» Structured figure records
********************
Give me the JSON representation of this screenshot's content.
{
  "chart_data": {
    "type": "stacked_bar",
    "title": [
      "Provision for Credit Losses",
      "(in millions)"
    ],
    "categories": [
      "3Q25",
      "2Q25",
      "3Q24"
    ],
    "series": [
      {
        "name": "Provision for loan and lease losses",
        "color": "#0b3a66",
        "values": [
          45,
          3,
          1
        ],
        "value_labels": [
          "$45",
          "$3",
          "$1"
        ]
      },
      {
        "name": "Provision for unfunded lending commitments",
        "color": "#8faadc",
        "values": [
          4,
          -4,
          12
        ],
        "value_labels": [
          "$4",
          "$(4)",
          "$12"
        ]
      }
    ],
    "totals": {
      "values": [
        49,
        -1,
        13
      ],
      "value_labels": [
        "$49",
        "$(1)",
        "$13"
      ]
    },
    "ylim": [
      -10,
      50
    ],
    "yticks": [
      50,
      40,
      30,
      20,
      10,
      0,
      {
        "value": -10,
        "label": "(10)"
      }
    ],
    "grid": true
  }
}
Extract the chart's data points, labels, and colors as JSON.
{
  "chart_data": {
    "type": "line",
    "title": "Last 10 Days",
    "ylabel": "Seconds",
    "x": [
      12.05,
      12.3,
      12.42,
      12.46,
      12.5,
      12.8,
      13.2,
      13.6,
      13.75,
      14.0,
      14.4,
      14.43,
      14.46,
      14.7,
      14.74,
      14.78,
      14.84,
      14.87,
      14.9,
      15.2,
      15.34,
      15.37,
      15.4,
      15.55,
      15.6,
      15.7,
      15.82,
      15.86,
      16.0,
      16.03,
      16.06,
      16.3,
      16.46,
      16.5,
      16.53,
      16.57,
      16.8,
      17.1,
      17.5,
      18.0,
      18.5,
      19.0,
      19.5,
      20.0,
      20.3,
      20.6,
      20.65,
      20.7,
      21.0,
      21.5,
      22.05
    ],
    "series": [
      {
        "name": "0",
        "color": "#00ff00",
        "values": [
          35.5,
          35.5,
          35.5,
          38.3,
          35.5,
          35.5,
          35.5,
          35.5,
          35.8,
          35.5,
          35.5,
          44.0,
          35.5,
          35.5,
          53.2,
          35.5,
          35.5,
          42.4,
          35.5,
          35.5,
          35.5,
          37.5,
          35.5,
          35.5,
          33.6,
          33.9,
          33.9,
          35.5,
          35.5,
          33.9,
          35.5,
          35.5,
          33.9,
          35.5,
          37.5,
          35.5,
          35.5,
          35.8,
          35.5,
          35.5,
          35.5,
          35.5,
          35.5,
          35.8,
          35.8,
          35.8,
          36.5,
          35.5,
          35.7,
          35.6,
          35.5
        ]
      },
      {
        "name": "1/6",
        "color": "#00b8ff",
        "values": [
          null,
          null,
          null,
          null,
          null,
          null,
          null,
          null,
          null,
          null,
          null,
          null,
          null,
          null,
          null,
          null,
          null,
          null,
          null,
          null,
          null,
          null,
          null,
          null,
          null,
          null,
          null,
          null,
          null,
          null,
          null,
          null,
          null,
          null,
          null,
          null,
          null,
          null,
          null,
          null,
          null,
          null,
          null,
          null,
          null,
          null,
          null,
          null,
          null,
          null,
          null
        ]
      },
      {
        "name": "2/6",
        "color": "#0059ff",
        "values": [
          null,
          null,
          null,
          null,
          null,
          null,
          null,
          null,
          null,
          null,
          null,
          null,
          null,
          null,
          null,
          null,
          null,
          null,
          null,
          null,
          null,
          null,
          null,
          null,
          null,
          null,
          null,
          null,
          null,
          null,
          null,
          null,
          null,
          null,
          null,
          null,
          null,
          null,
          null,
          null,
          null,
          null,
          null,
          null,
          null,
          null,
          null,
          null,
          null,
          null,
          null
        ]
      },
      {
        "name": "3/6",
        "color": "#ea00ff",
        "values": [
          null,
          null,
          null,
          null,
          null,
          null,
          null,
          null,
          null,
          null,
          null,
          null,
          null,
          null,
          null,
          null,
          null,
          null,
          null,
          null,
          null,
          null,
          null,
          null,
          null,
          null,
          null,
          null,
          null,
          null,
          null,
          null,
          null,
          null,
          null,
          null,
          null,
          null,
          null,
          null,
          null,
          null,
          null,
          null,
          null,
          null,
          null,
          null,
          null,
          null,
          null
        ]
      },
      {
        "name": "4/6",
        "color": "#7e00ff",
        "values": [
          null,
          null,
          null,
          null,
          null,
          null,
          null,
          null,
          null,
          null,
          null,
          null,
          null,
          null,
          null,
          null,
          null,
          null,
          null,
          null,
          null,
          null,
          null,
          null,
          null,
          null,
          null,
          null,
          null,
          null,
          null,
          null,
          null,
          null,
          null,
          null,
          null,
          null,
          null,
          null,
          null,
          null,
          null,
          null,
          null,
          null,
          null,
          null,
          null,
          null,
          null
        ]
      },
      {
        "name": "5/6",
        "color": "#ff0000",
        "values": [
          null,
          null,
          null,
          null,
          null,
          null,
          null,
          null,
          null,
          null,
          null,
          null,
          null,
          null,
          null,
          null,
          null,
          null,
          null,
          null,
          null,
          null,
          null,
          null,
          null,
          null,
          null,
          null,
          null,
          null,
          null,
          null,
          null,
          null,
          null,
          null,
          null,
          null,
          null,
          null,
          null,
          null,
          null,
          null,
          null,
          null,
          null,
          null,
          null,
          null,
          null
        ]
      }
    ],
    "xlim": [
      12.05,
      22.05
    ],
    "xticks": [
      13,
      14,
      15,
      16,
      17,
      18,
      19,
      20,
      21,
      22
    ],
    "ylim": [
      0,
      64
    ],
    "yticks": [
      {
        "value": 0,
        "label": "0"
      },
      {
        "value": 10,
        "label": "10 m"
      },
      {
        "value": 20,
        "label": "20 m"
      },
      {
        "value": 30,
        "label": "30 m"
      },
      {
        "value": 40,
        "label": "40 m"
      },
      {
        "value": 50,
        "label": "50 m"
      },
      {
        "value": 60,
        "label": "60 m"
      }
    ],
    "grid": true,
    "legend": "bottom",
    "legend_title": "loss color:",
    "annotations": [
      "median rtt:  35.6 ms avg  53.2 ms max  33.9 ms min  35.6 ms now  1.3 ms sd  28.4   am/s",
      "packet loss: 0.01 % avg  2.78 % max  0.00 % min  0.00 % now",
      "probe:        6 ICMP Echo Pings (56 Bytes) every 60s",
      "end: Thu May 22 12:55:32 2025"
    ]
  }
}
********************
» What this task involves
Extract all of the data shown above without alteration.

» Correct output
Give me the JSON representation of this screenshot's content.
{
  "chart_data": {
    "type": "stacked_bar",
    "title": [
      "Provision for Credit Losses",
      "(in millions)"
    ],
    "categories": [
      "3Q25",
      "2Q25",
      "3Q24"
    ],
    "series": [
      {
        "name": "Provision for loan and lease losses",
        "color": "#0b3a66",
        "values": [
          45,
          3,
          1
        ],
        "value_labels": [
          "$45",
          "$3",
          "$1"
        ]
      },
      {
        "name": "Provision for unfunded lending commitments",
        "color": "#8faadc",
        "values": [
          4,
          -4,
          12
        ],
        "value_labels": [
          "$4",
          "$(4)",
          "$12"
        ]
      }
    ],
    "totals": {
      "values": [
        49,
        -1,
        13
      ],
      "value_labels": [
        "$49",
        "$(1)",
        "$13"
      ]
    },
    "ylim": [
      -10,
      50
    ],
    "yticks": [
      50,
      40,
      30,
      20,
      10,
      0,
      {
        "value": -10,
        "label": "(10)"
      }
    ],
    "grid": true
  }
}
Extract the chart's data points, labels, and colors as JSON.
{
  "chart_data": {
    "type": "line",
    "title": "Last 10 Days",
    "ylabel": "Seconds",
    "x": [
      12.05,
      12.3,
      12.42,
      12.46,
      12.5,
      12.8,
      13.2,
      13.6,
      13.75,
      14.0,
      14.4,
      14.43,
      14.46,
      14.7,
      14.74,
      14.78,
      14.84,
      14.87,
      14.9,
      15.2,
      15.34,
      15.37,
      15.4,
      15.55,
      15.6,
      15.7,
      15.82,
      15.86,
      16.0,
      16.03,
      16.06,
      16.3,
      16.46,
      16.5,
      16.53,
      16.57,
      16.8,
      17.1,
      17.5,
      18.0,
      18.5,
      19.0,
      19.5,
      20.0,
      20.3,
      20.6,
      20.65,
      20.7,
      21.0,
      21.5,
      22.05
    ],
    "series": [
      {
        "name": "0",
        "color": "#00ff00",
        "values": [
          35.5,
          35.5,
          35.5,
          38.3,
          35.5,
          35.5,
          35.5,
          35.5,
          35.8,
          35.5,
          35.5,
          44.0,
          35.5,
          35.5,
          53.2,
          35.5,
          35.5,
          42.4,
          35.5,
          35.5,
          35.5,
          37.5,
          35.5,
          35.5,
          33.6,
          33.9,
          33.9,
          35.5,
          35.5,
          33.9,
          35.5,
          35.5,
          33.9,
          35.5,
          37.5,
          35.5,
          35.5,
          35.8,
          35.5,
          35.5,
          35.5,
          35.5,
          35.5,
          35.8,
          35.8,
          35.8,
          36.5,
          35.5,
          35.7,
          35.6,
          35.5
        ]
      },
      {
        "name": "1/6",
        "color": "#00b8ff",
        "values": [
          null,
          null,
          null,
          null,
          null,
          null,
          null,
          null,
          null,
          null,
          null,
          null,
          null,
          null,
          null,
          null,
          null,
          null,
          null,
          null,
          null,
          null,
          null,
          null,
          null,
          null,
          null,
          null,
          null,
          null,
          null,
          null,
          null,
          null,
          null,
          null,
          null,
          null,
          null,
          null,
          null,
          null,
          null,
          null,
          null,
          null,
          null,
          null,
          null,
          null,
          null
        ]
      },
      {
        "name": "2/6",
        "color": "#0059ff",
        "values": [
          null,
          null,
          null,
          null,
          null,
          null,
          null,
          null,
          null,
          null,
          null,
          null,
          null,
          null,
          null,
          null,
          null,
          null,
          null,
          null,
          null,
          null,
          null,
          null,
          null,
          null,
          null,
          null,
          null,
          null,
          null,
          null,
          null,
          null,
          null,
          null,
          null,
          null,
          null,
          null,
          null,
          null,
          null,
          null,
          null,
          null,
          null,
          null,
          null,
          null,
          null
        ]
      },
      {
        "name": "3/6",
        "color": "#ea00ff",
        "values": [
          null,
          null,
          null,
          null,
          null,
          null,
          null,
          null,
          null,
          null,
          null,
          null,
          null,
          null,
          null,
          null,
          null,
          null,
          null,
          null,
          null,
          null,
          null,
          null,
          null,
          null,
          null,
          null,
          null,
          null,
          null,
          null,
          null,
          null,
          null,
          null,
          null,
          null,
          null,
          null,
          null,
          null,
          null,
          null,
          null,
          null,
          null,
          null,
          null,
          null,
          null
        ]
      },
      {
        "name": "4/6",
        "color": "#7e00ff",
        "values": [
          null,
          null,
          null,
          null,
          null,
          null,
          null,
          null,
          null,
          null,
          null,
          null,
          null,
          null,
          null,
          null,
          null,
          null,
          null,
          null,
          null,
          null,
          null,
          null,
          null,
          null,
          null,
          null,
          null,
          null,
          null,
          null,
          null,
          null,
          null,
          null,
          null,
          null,
          null,
          null,
          null,
          null,
          null,
          null,
          null,
          null,
          null,
          null,
          null,
          null,
          null
        ]
      },
      {
        "name": "5/6",
        "color": "#ff0000",
        "values": [
          null,
          null,
          null,
          null,
          null,
          null,
          null,
          null,
          null,
          null,
          null,
          null,
          null,
          null,
          null,
          null,
          null,
          null,
          null,
          null,
          null,
          null,
          null,
          null,
          null,
          null,
          null,
          null,
          null,
          null,
          null,
          null,
          null,
          null,
          null,
          null,
          null,
          null,
          null,
          null,
          null,
          null,
          null,
          null,
          null,
          null,
          null,
          null,
          null,
          null,
          null
        ]
      }
    ],
    "xlim": [
      12.05,
      22.05
    ],
    "xticks": [
      13,
      14,
      15,
      16,
      17,
      18,
      19,
      20,
      21,
      22
    ],
    "ylim": [
      0,
      64
    ],
    "yticks": [
      {
        "value": 0,
        "label": "0"
      },
      {
        "value": 10,
        "label": "10 m"
      },
      {
        "value": 20,
        "label": "20 m"
      },
      {
        "value": 30,
        "label": "30 m"
      },
      {
        "value": 40,
        "label": "40 m"
      },
      {
        "value": 50,
        "label": "50 m"
      },
      {
        "value": 60,
        "label": "60 m"
      }
    ],
    "grid": true,
    "legend": "bottom",
    "legend_title": "loss color:",
    "annotations": [
      "median rtt:  35.6 ms avg  53.2 ms max  33.9 ms min  35.6 ms now  1.3 ms sd  28.4   am/s",
      "packet loss: 0.01 % avg  2.78 % max  0.00 % min  0.00 % now",
      "probe:        6 ICMP Echo Pings (56 Bytes) every 60s",
      "end: Thu May 22 12:55:32 2025"
    ]
  }
}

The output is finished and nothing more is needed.